## START

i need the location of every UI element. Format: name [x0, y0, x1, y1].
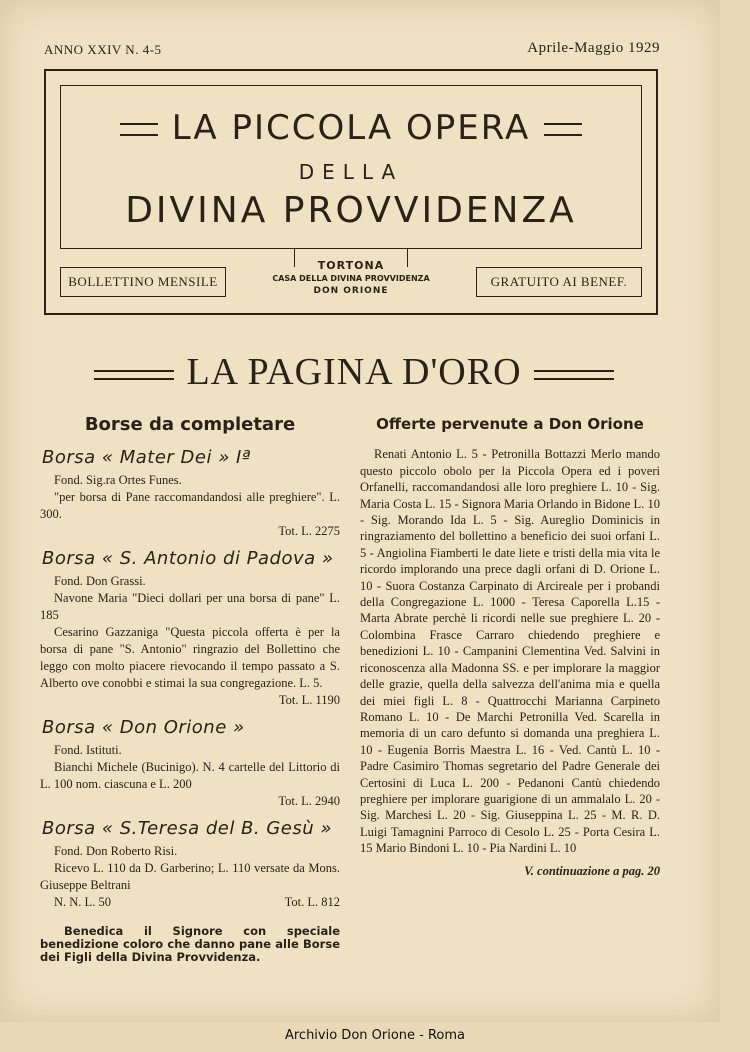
title-rule-left: [120, 123, 158, 136]
right-column: [360, 416, 660, 879]
borsa-entry: Navone Maria "Dieci dollari per una borsa di pane" L. 185: [40, 591, 340, 622]
borsa-entry: Ricevo L. 110 da D. Garberino; L. 110 versate da Mons. Giuseppe Beltrani: [40, 861, 340, 892]
masthead: [44, 69, 658, 315]
right-column-heading: Offerte pervenute a Don Orione: [376, 415, 644, 433]
headline-text: LA PAGINA D'ORO: [186, 351, 522, 393]
left-column-heading: Borse da completare: [84, 414, 296, 435]
publisher-name: DON ORIONE: [313, 286, 389, 296]
title-line1-text: LA PICCOLA OPERA: [171, 108, 531, 148]
masthead-title-line3: DIVINA PROVVIDENZA: [125, 190, 577, 231]
title-rule-right: [544, 123, 582, 136]
borsa-founder: Fond. Sig.ra Ortes Funes.: [54, 473, 182, 487]
borsa-title: Borsa « Mater Dei » Iª: [42, 447, 251, 468]
borsa-total: Tot. L. 2275: [278, 524, 340, 538]
headline-rule-right: [534, 370, 614, 380]
masthead-bottom: [60, 249, 642, 303]
publisher-city: TORTONA: [317, 259, 385, 272]
borsa-founder: Fond. Istituti.: [54, 743, 122, 757]
borsa-total: Tot. L. 2940: [278, 794, 340, 808]
borsa-title: Borsa « S.Teresa del B. Gesù »: [42, 818, 332, 839]
borsa-entry: Bianchi Michele (Bucinigo). N. 4 cartelle del Littorio di L. 100 nom. ciascuna e L. 200: [40, 760, 340, 791]
issue-number: ANNO XXIV N. 4-5: [44, 42, 162, 57]
page-headline: [54, 350, 654, 394]
archive-footer: Archivio Don Orione - Roma: [284, 1028, 466, 1043]
borsa-total: Tot. L. 812: [284, 895, 340, 909]
masthead-title-line1: [61, 108, 641, 148]
masthead-title-frame: [60, 85, 642, 249]
free-box: GRATUITO AI BENEF.: [476, 267, 642, 297]
left-column: [40, 416, 340, 964]
bulletin-box: BOLLETTINO MENSILE: [60, 267, 226, 297]
borsa-title: Borsa « S. Antonio di Padova »: [42, 548, 334, 569]
borsa-total: Tot. L. 1190: [278, 693, 340, 707]
blessing-note: Benedica il Signore con speciale benedizione coloro che danno pane alle Borse dei Figli della Divina Provvidenza.: [40, 924, 340, 964]
borsa-entry-nn: N. N. L. 50: [54, 895, 111, 909]
publisher-house: CASA DELLA DIVINA PROVVIDENZA: [272, 274, 430, 283]
continuation-note: V. continuazione a pag. 20: [524, 863, 660, 878]
masthead-title-line2: DELLA: [298, 160, 404, 184]
borsa-entry: Cesarino Gazzaniga "Questa piccola offerta è per la borsa di pane "S. Antonio" ringrazio del Bollettino che leggo con molto piacere rievocando il tempo passato a S. Alberto ove conobbi e stimai la sua congregazione. L. 5.: [40, 625, 340, 690]
borsa-entry: "per borsa di Pane raccomandandosi alle preghiere". L. 300.: [40, 490, 340, 521]
headline-rule-left: [94, 370, 174, 380]
borsa-title: Borsa « Don Orione »: [42, 717, 245, 738]
borsa-founder: Fond. Don Grassi.: [54, 574, 146, 588]
issue-date: Aprile-Maggio 1929: [527, 40, 660, 56]
offerings-list: Renati Antonio L. 5 - Petronilla Bottazzi Merlo mando questo piccolo obolo per la Piccola Opera ed i poveri Orfanelli, raccomandandosi alle loro preghiere L. 10 - Sig. Maria Costa L. 15 - Signora Maria Orlando in Bidone L. 10 - Sig. Morando Ida L. 5 - Sig. Aureglio Dominicis in ringraziamento del bollettino a beneficio dei suoi orfani L. 5 - Angiolina Fiamberti le date liete e tristi della mia vita le ricordo implorando una prece dagli orfani di D. Orione L. 10 - Suora Costanza Carpinato di Arcireale per i probandi della Congregazione L. 1000 - Teresa Caporella L.15 - Marta Abrate perchè li ricordi nelle sue preghiere L. 20 - Colombina Frasce Carraro chiedendo preghiere e benedizioni L. 10 - Campanini Clementina Ved. Salvini in riconoscenza alla Madonna SS. e per implorare la maggior delle grazie, quella della salvezza dell'anima mia e quella dei miei figli L. 8 - Quattrocchi Marianna Carpineto Romano L. 10 - De Marchi Petronilla Ved. Scarella in memoria di un caro defunto si domanda una preghiera L. 10 - Eugenia Borris Maestra L. 16 - Ved. Cantù L. 10 - Padre Casimiro Thomas segretario del Padre Generale dei Certosini di Luca L. 200 - Pedanoni Cantù chiedendo preghiere per implorare guarigione di un ammalalo L. 20 - Sig. Marchesi L. 20 - Sig. Giuseppina L. 25 - M. R. D. Luigi Tamagnini Parroco di Cesolo L. 25 - Porta Cesira L. 15 Mario Bindoni L. 10 - Pia Nardini L. 10: [360, 447, 660, 856]
borsa-total-row: [40, 894, 340, 911]
publisher-block: [240, 259, 462, 298]
borsa-founder: Fond. Don Roberto Risi.: [54, 844, 178, 858]
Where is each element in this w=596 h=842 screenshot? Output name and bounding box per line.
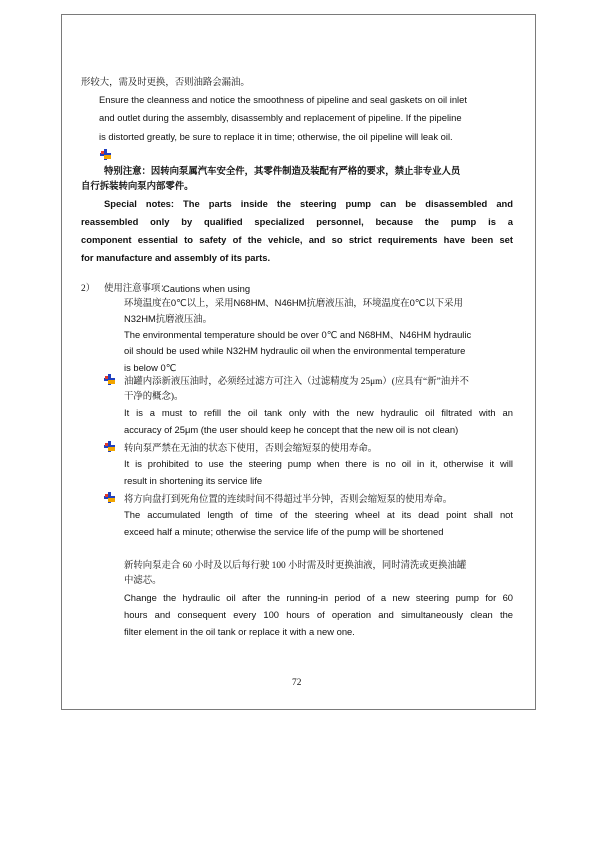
para-en-line-1: Ensure the cleanness and notice the smoothness of pipeline and seal gaskets on oil inlet <box>99 94 467 105</box>
continuation-cn: 形较大，需及时更换，否则油路会漏油。 <box>81 78 250 88</box>
bullet-1-cn-line-1: 油罐内添新液压油时，必须经过滤方可注入（过滤精度为 25μm）(应具有“新”油并不 <box>124 377 469 387</box>
special-note-en-line-2: reassembled only by qualified specialized personnel, because the pump is a <box>81 216 513 227</box>
special-note-cn-line-2: 自行拆装转向泵内部零件。 <box>81 182 194 192</box>
final-en-line-1: Change the hydraulic oil after the running-in period of a new steering pump for 60 <box>124 592 513 603</box>
special-note-en-line-3: component essential to safety of the vehicle, and so strict requirements have been set <box>81 234 513 245</box>
special-note-cn-line-1: 特别注意：因转向泵属汽车安全件，其零件制造及装配有严格的要求，禁止非专业人员 <box>104 167 461 177</box>
section-number: 2） <box>81 284 96 294</box>
env-en-line-1: The environmental temperature should be over 0℃ and N68HM、N46HM hydraulic <box>124 329 472 340</box>
hand-pointer-bullet-icon <box>104 441 115 452</box>
bullet-1-en-line-2: accuracy of 25μm (the user should keep he concept that the new oil is not clean) <box>124 424 459 435</box>
env-en-line-2: oil should be used while N32HM hydraulic oil when the environmental temperature <box>124 345 466 356</box>
final-cn-line-1: 新转向泵走合 60 小时及以后每行驶 100 小时需及时更换油液，同时清洗或更换油罐 <box>124 561 467 571</box>
section-heading-cn: 使用注意事项： <box>104 284 170 294</box>
special-note-en-line-1: Special notes: The parts inside the steering pump can be disassembled and <box>104 198 513 209</box>
final-en-line-3: filter element in the oil tank or replace it with a new one. <box>124 626 355 637</box>
bullet-1-en-line-1: It is a must to refill the oil tank only with the new hydraulic oil filtrated with an <box>124 407 513 418</box>
hand-pointer-bullet-icon <box>104 374 115 385</box>
env-en-line-3: is below 0℃ <box>124 362 177 373</box>
bullet-3-en-line-1: The accumulated length of time of the steering wheel at its dead point shall not <box>124 509 513 520</box>
bullet-3-en-line-2: exceed half a minute; otherwise the service life of the pump will be shortened <box>124 526 444 537</box>
para-en-line-3: is distorted greatly, be sure to replace it in time; otherwise, the oil pipeline will leak oil. <box>99 131 453 142</box>
hand-pointer-bullet-icon <box>100 149 111 160</box>
page-number: 72 <box>292 678 302 688</box>
bullet-3-cn-line-1: 将方向盘打到死角位置的连续时间不得超过半分钟，否则会缩短泵的使用寿命。 <box>124 495 453 505</box>
bullet-2-cn-line-1: 转向泵严禁在无油的状态下使用，否则会缩短泵的使用寿命。 <box>124 444 378 454</box>
bullet-1-cn-line-2: 干净的概念)。 <box>124 392 184 402</box>
bullet-2-en-line-2: result in shortening its service life <box>124 475 263 486</box>
env-cn-line-1: 环境温度在0℃以上，采用N68HM、N46HM抗磨液压油，环境温度在0℃以下采用 <box>124 297 463 309</box>
final-cn-line-2: 中滤芯。 <box>124 576 162 586</box>
para-en-line-2: and outlet during the assembly, disassembly and replacement of pipeline. If the pipeline <box>99 112 462 123</box>
env-cn-line-2: N32HM抗磨液压油。 <box>124 313 213 325</box>
bullet-2-en-line-1: It is prohibited to use the steering pump when there is no oil in it, otherwise it will <box>124 458 513 469</box>
section-heading-en: Cautions when using <box>163 283 251 294</box>
special-note-en-line-4: for manufacture and assembly of its parts. <box>81 252 271 263</box>
hand-pointer-bullet-icon <box>104 492 115 503</box>
final-en-line-2: hours and consequent every 100 hours of operation and simultaneously clean the <box>124 609 513 620</box>
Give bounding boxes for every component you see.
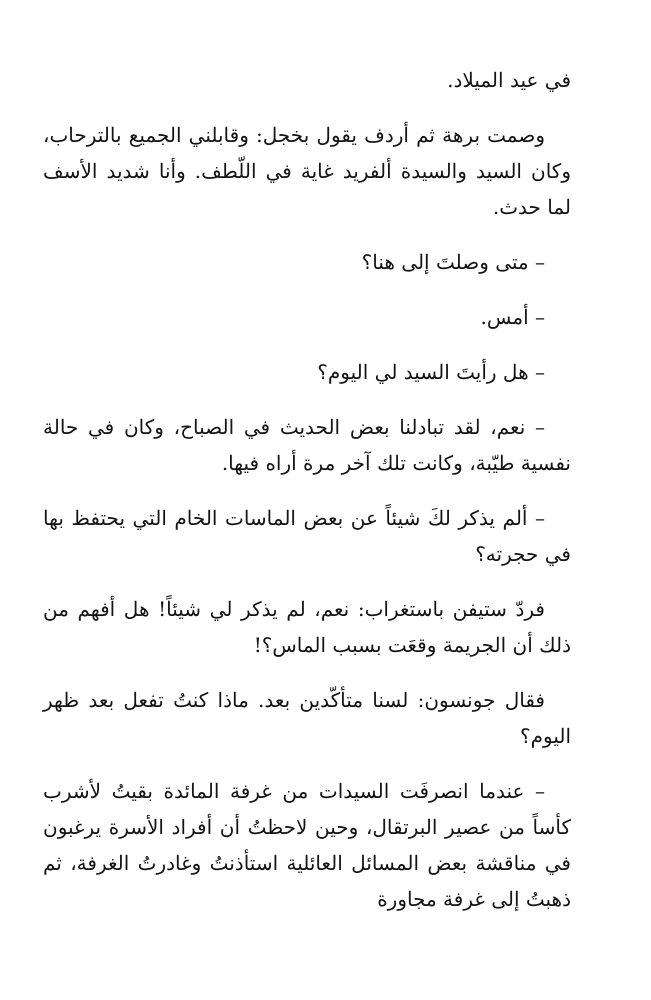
paragraph: وصمت برهة ثم أردف يقول بخجل: وقابلني الجميع بالترحاب، وكان السيد والسيدة ألفريد غاية في اللّطف. وأنا شديد الأسف لما حدث.: [43, 123, 571, 219]
dialogue-line: – أمس.: [480, 305, 545, 329]
dialogue-line: – عندما انصرفَت السيدات من غرفة المائدة بقيتُ لأشرب كأساً من عصير البرتقال، وحين لاحظتُ أن أفراد الأسرة يرغبون في مناقشة بعض المسائل العائلية استأذنتُ وغادرتُ الغرفة، ثم ذهبتُ إلى غرفة مجاورة: [43, 779, 571, 911]
dialogue-line: – ألم يذكر لكَ شيئاً عن بعض الماسات الخام التي يحتفظ بها في حجرته؟: [43, 506, 571, 566]
paragraph: في عيد الميلاد.: [447, 68, 571, 92]
book-page: [43, 62, 571, 936]
dialogue-line: – نعم، لقد تبادلنا بعض الحديث في الصباح، وكان في حالة نفسية طيّبة، وكانت تلك آخر مرة أراه فيها.: [43, 415, 571, 475]
dialogue-line: – هل رأيتَ السيد لي اليوم؟: [317, 360, 545, 384]
dialogue-line: – متى وصلتَ إلى هنا؟: [361, 250, 545, 274]
paragraph: فردّ ستيفن باستغراب: نعم، لم يذكر لي شيئاً! هل أفهم من ذلك أن الجريمة وقعَت بسبب الماس؟!: [43, 597, 571, 657]
paragraph: فقال جونسون: لسنا متأكّدين بعد. ماذا كنتُ تفعل بعد ظهر اليوم؟: [43, 688, 571, 748]
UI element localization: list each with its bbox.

## END

=== EXERCISE ===
Put everything in the material from the line containing "paragraph: وصمت برهة" down to the line containing "dialogue-line: – ألم" into a numbered list, leaving out any blank lines.

=== RESULT FOR THIS EXERCISE ===
1. paragraph: وصمت برهة ثم أردف يقول بخجل: وقابلني الجميع بالترحاب، وكان السيد والسيدة ألفريد غاية في اللّطف. وأنا شديد الأسف لما حدث.: [43, 123, 571, 219]
2. dialogue-line: – أمس.: [480, 305, 545, 329]
3. dialogue-line: – عندما انصرفَت السيدات من غرفة المائدة بقيتُ لأشرب كأساً من عصير البرتقال، وحين لاحظتُ أن أفراد الأسرة يرغبون في مناقشة بعض المسائل العائلية استأذنتُ وغادرتُ الغرفة، ثم ذهبتُ إلى غرفة مجاورة: [43, 779, 571, 911]
4. dialogue-line: – ألم يذكر لكَ شيئاً عن بعض الماسات الخام التي يحتفظ بها في حجرته؟: [43, 506, 571, 566]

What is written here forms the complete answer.